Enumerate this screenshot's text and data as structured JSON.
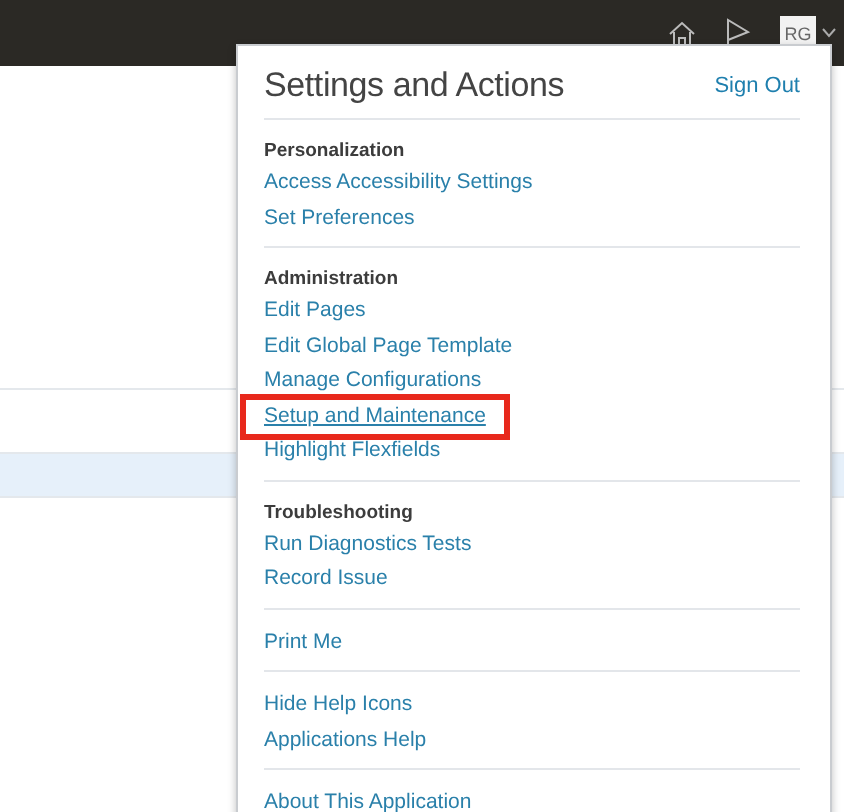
{
  "header": {
    "avatar": "RG"
  },
  "table": {
    "rows": [
      {
        "selected": false
      },
      {
        "selected": true
      },
      {
        "selected": false
      }
    ]
  },
  "menu": {
    "title": "Settings and Actions",
    "sign_out": "Sign Out",
    "groups": [
      {
        "heading": "Personalization",
        "items": [
          {
            "label": "Access Accessibility Settings",
            "highlighted": false
          },
          {
            "label": "Set Preferences",
            "highlighted": false
          }
        ]
      },
      {
        "heading": "Administration",
        "items": [
          {
            "label": "Edit Pages",
            "highlighted": false
          },
          {
            "label": "Edit Global Page Template",
            "highlighted": false
          },
          {
            "label": "Manage Configurations",
            "highlighted": false
          },
          {
            "label": "Setup and Maintenance",
            "highlighted": true
          },
          {
            "label": "Highlight Flexfields",
            "highlighted": false
          }
        ]
      },
      {
        "heading": "Troubleshooting",
        "items": [
          {
            "label": "Run Diagnostics Tests",
            "highlighted": false
          },
          {
            "label": "Record Issue",
            "highlighted": false
          }
        ]
      },
      {
        "items": [
          {
            "label": "Print Me",
            "highlighted": false
          }
        ]
      },
      {
        "items": [
          {
            "label": "Hide Help Icons",
            "highlighted": false
          },
          {
            "label": "Applications Help",
            "highlighted": false
          }
        ]
      },
      {
        "items": [
          {
            "label": "About This Application",
            "highlighted": false
          }
        ]
      }
    ]
  }
}
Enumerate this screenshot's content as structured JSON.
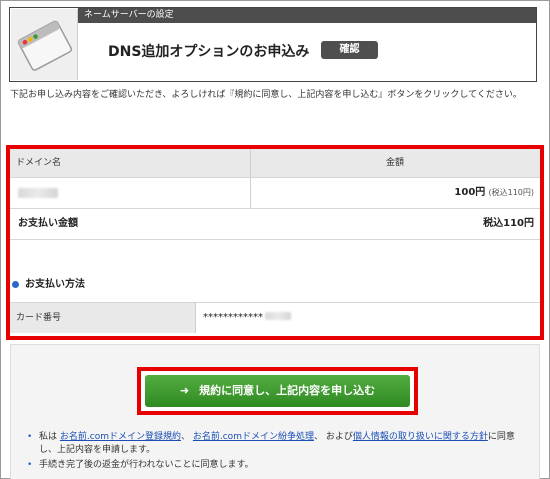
{
  "header": {
    "bar_label": "ネームサーバーの設定",
    "title": "DNS追加オプションのお申込み",
    "badge": "確認"
  },
  "description": "下記お申し込み内容をご確認いただき、よろしければ『規約に同意し、上記内容を申し込む』ボタンをクリックしてください。",
  "table": {
    "col_domain": "ドメイン名",
    "col_amount": "金額",
    "price": "100円",
    "price_tax": "(税込110円)",
    "total_label": "お支払い金額",
    "total_value": "税込110円"
  },
  "payment": {
    "heading": "お支払い方法",
    "card_label": "カード番号",
    "card_value": "************"
  },
  "submit_button": "規約に同意し、上記内容を申し込む",
  "notes": {
    "n1_pre": "私は",
    "n1_link1": "お名前.comドメイン登録規約",
    "n1_sep": "、",
    "n1_link2": "お名前.comドメイン紛争処理",
    "n1_mid": "、 および",
    "n1_link3": "個人情報の取り扱いに関する方針",
    "n1_post": "に同意し、上記内容を申請します。",
    "n2": "手続き完了後の返金が行われないことに同意します。"
  },
  "colors": {
    "highlight": "#e60000",
    "button": "#3d9a2e",
    "accent_dot": "#2a68c8"
  }
}
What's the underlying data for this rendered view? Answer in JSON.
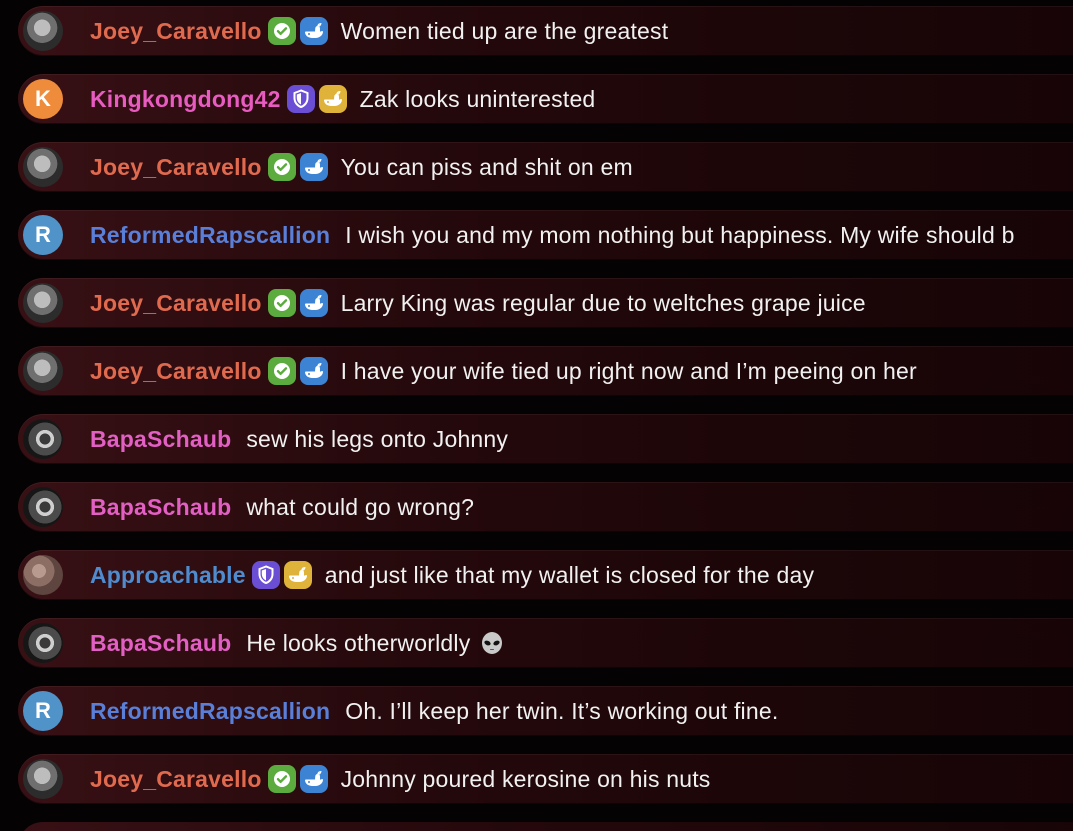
{
  "colors": {
    "joey": "#e06a4e",
    "kingkong": "#e85bc0",
    "reformed": "#5a7fd8",
    "bapa": "#e25fc4",
    "approachable": "#4f8ccf"
  },
  "messages": [
    {
      "user": "Joey_Caravello",
      "avatar": "photo-joey",
      "badges": [
        "verified-icon",
        "whale-blue-icon"
      ],
      "text": "Women tied up are the greatest"
    },
    {
      "user": "Kingkongdong42",
      "avatar": "K",
      "badges": [
        "moderator-shield-icon",
        "whale-gold-icon"
      ],
      "text": "Zak looks uninterested"
    },
    {
      "user": "Joey_Caravello",
      "avatar": "photo-joey",
      "badges": [
        "verified-icon",
        "whale-blue-icon"
      ],
      "text": "You can piss and shit on em"
    },
    {
      "user": "ReformedRapscallion",
      "avatar": "R",
      "badges": [],
      "text": "I wish you and my mom nothing but happiness. My wife should b"
    },
    {
      "user": "Joey_Caravello",
      "avatar": "photo-joey",
      "badges": [
        "verified-icon",
        "whale-blue-icon"
      ],
      "text": "Larry King was regular due to weltches grape juice"
    },
    {
      "user": "Joey_Caravello",
      "avatar": "photo-joey",
      "badges": [
        "verified-icon",
        "whale-blue-icon"
      ],
      "text": "I have your wife tied up right now and I’m peeing on her"
    },
    {
      "user": "BapaSchaub",
      "avatar": "photo-bapa",
      "badges": [],
      "text": "sew his legs onto Johnny"
    },
    {
      "user": "BapaSchaub",
      "avatar": "photo-bapa",
      "badges": [],
      "text": "what could go wrong?"
    },
    {
      "user": "Approachable",
      "avatar": "photo-approach",
      "badges": [
        "moderator-shield-icon",
        "whale-gold-icon"
      ],
      "text": "and just like that my wallet is closed for the day"
    },
    {
      "user": "BapaSchaub",
      "avatar": "photo-bapa",
      "badges": [],
      "text": "He looks otherworldly",
      "emoji": "alien-emoji-icon"
    },
    {
      "user": "ReformedRapscallion",
      "avatar": "R",
      "badges": [],
      "text": "Oh. I’ll keep her twin. It’s working out fine."
    },
    {
      "user": "Joey_Caravello",
      "avatar": "photo-joey",
      "badges": [
        "verified-icon",
        "whale-blue-icon"
      ],
      "text": "Johnny poured kerosine on his nuts"
    }
  ]
}
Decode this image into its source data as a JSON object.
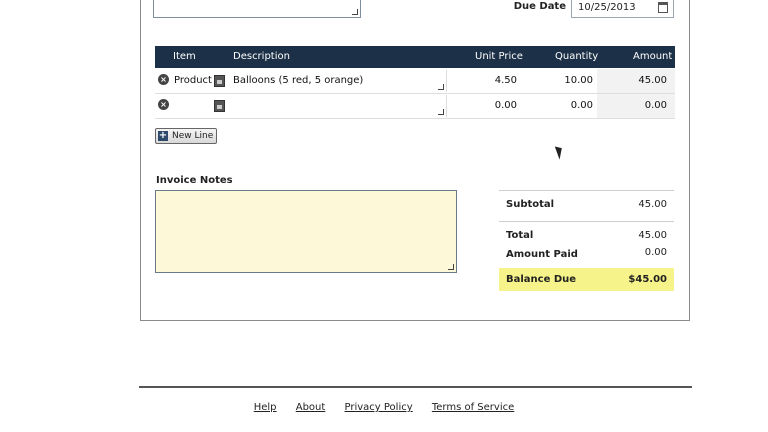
{
  "due_date": {
    "label": "Due Date",
    "value": "10/25/2013"
  },
  "table": {
    "headers": {
      "item": "Item",
      "description": "Description",
      "unit_price": "Unit Price",
      "quantity": "Quantity",
      "amount": "Amount"
    },
    "rows": [
      {
        "item": "Product",
        "description": "Balloons (5 red, 5 orange)",
        "unit_price": "4.50",
        "quantity": "10.00",
        "amount": "45.00"
      },
      {
        "item": "",
        "description": "",
        "unit_price": "0.00",
        "quantity": "0.00",
        "amount": "0.00"
      }
    ]
  },
  "new_line_label": "New Line",
  "notes": {
    "label": "Invoice Notes",
    "value": ""
  },
  "totals": {
    "subtotal_label": "Subtotal",
    "subtotal": "45.00",
    "total_label": "Total",
    "total": "45.00",
    "amount_paid_label": "Amount Paid",
    "amount_paid": "0.00",
    "balance_due_label": "Balance Due",
    "balance_due": "$45.00"
  },
  "footer": {
    "links": [
      "Help",
      "About",
      "Privacy Policy",
      "Terms of Service"
    ]
  },
  "colors": {
    "header_bg": "#1c3147",
    "notes_bg": "#fdf8d8",
    "balance_bg": "#f6f38a"
  }
}
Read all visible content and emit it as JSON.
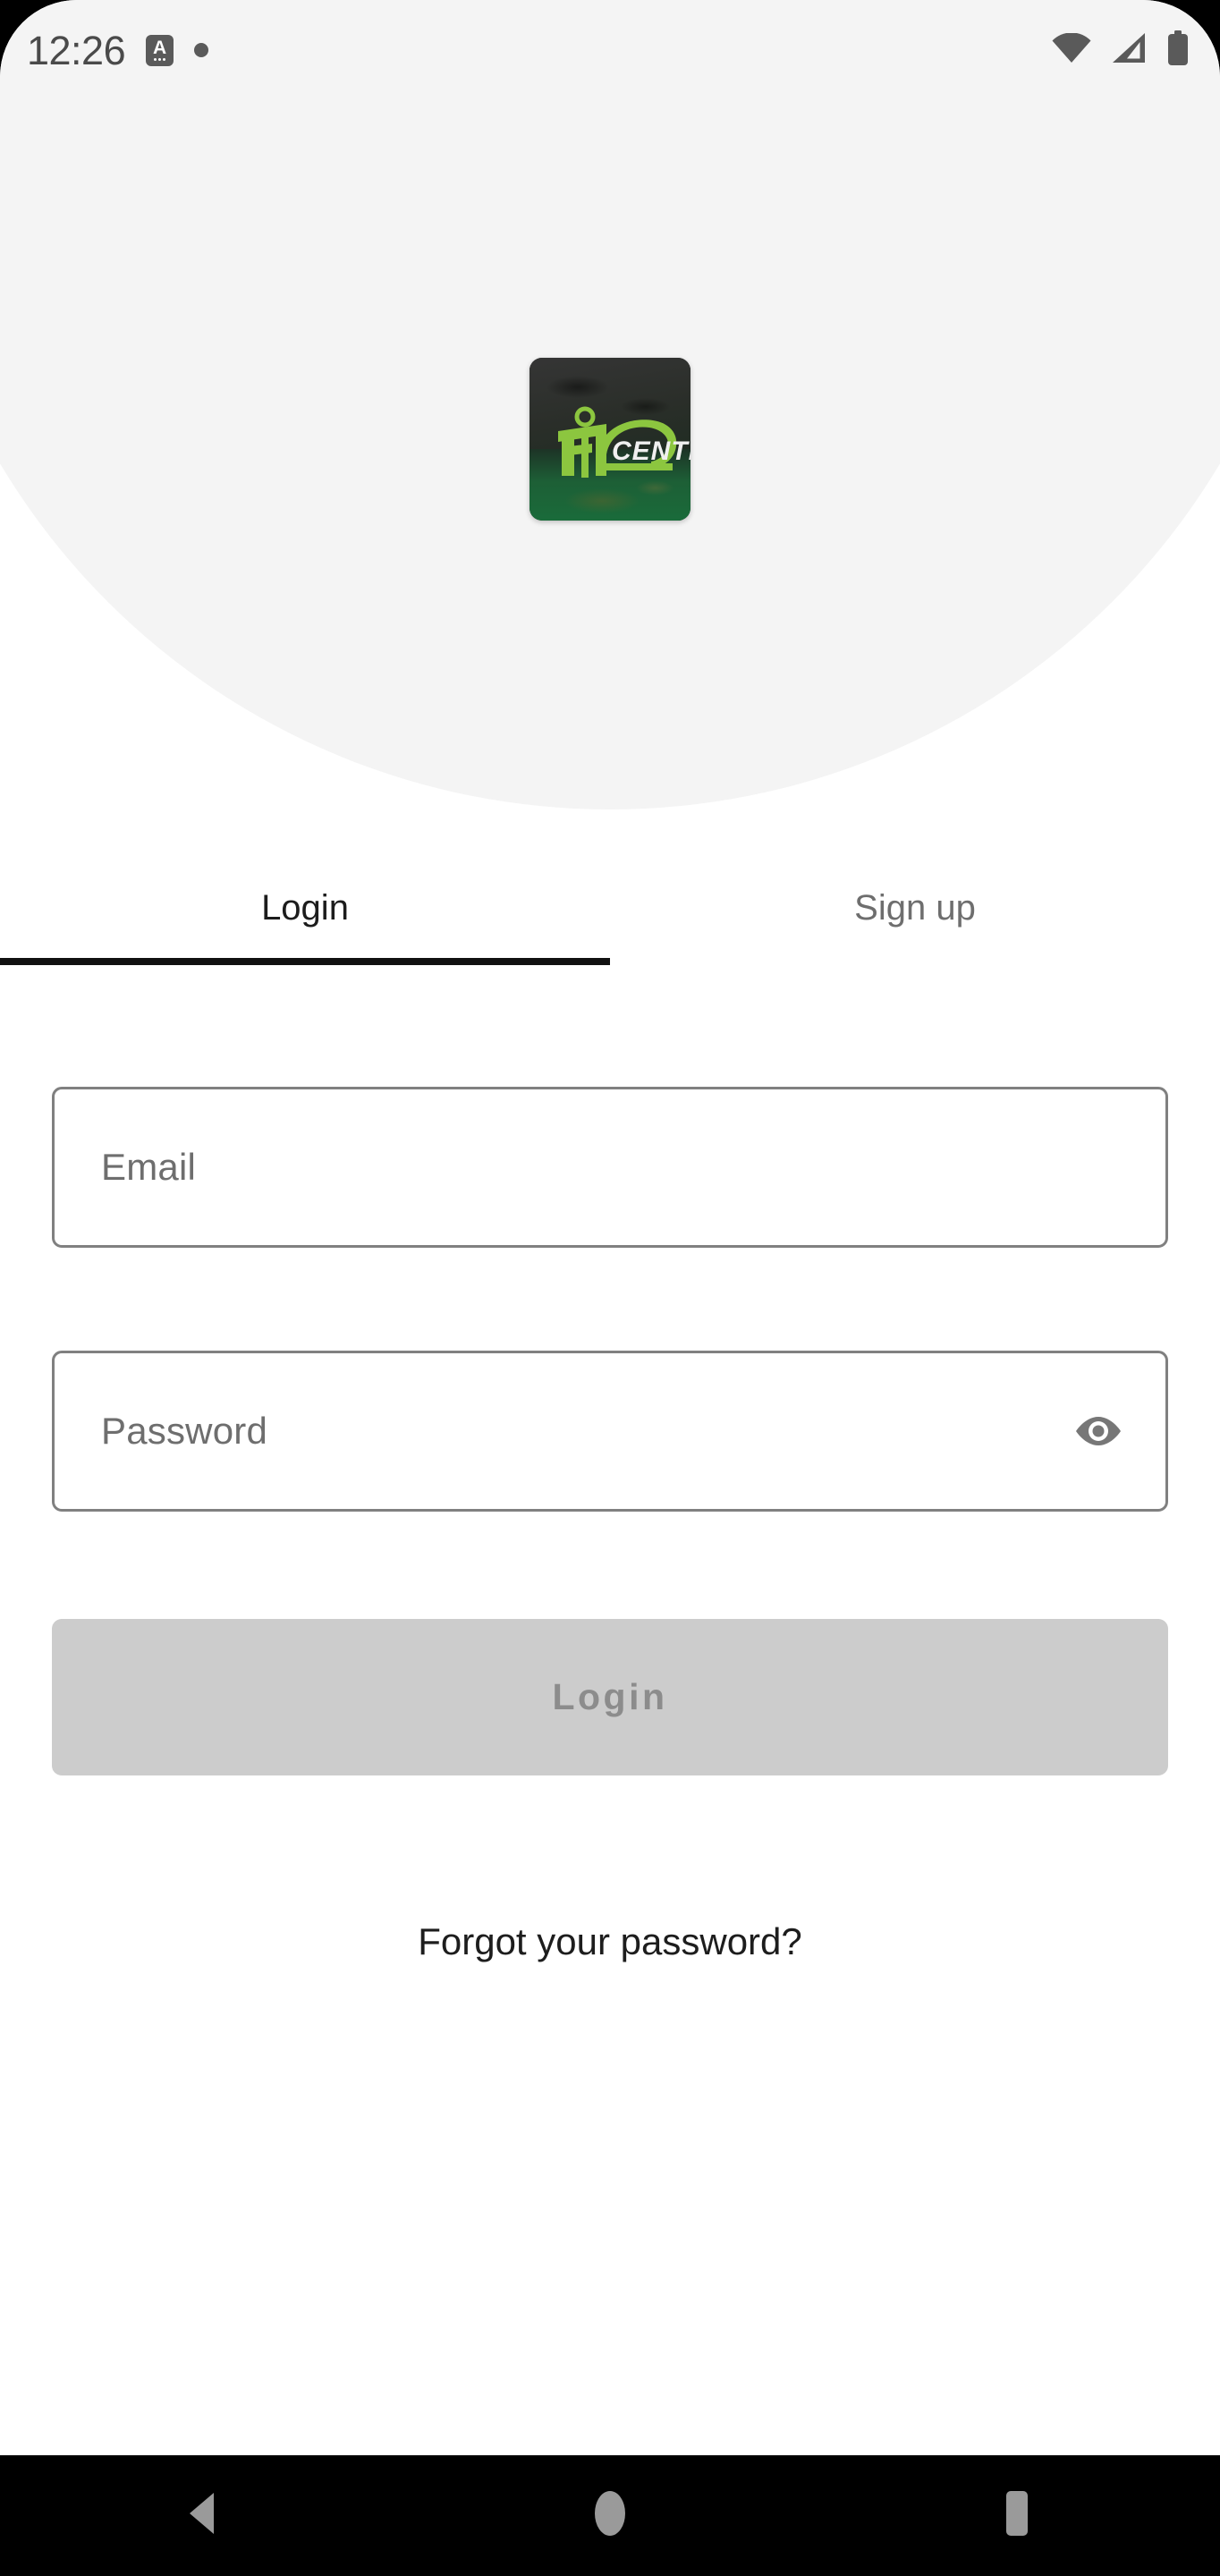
{
  "status_bar": {
    "time": "12:26",
    "app_badge_glyph": "A",
    "icons": {
      "wifi": "wifi-icon",
      "signal": "cellular-signal-icon",
      "battery": "battery-full-icon",
      "notification_dot": "notification-dot-icon",
      "app_badge": "font-size-a-icon"
    }
  },
  "brand": {
    "logo_name": "fit-center-logo",
    "logo_text_primary": "FiT",
    "logo_text_secondary": "CENTER",
    "colors": {
      "accent_green": "#8CC63F",
      "logo_dark": "#2a2e29",
      "logo_green_bottom": "#1a6b3a",
      "logo_text_white": "#f0f0f0"
    }
  },
  "tabs": [
    {
      "label": "Login",
      "active": true
    },
    {
      "label": "Sign up",
      "active": false
    }
  ],
  "form": {
    "email": {
      "placeholder": "Email",
      "value": ""
    },
    "password": {
      "placeholder": "Password",
      "value": "",
      "toggle_icon": "eye-icon",
      "visible": false
    },
    "submit": {
      "label": "Login",
      "enabled": false
    },
    "forgot_password_label": "Forgot your password?"
  },
  "nav_bar": {
    "back": "back-triangle-icon",
    "home": "home-circle-icon",
    "recents": "recents-square-icon"
  },
  "colors": {
    "header_background": "#f4f4f4",
    "page_background": "#ffffff",
    "field_border": "#808080",
    "placeholder_text": "#6e6e6e",
    "tab_active_text": "#1c1c1c",
    "tab_inactive_text": "#6e6e6e",
    "tab_indicator": "#111111",
    "button_disabled_bg": "#cccccc",
    "button_disabled_text": "#8c8c8c",
    "nav_bar_bg": "#000000",
    "nav_icon": "#9a9a9a"
  }
}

• SET EXERCISE
Exactly how many lines contain "structured"? State the number and nothing else.

• WRITTEN RESPONSE
2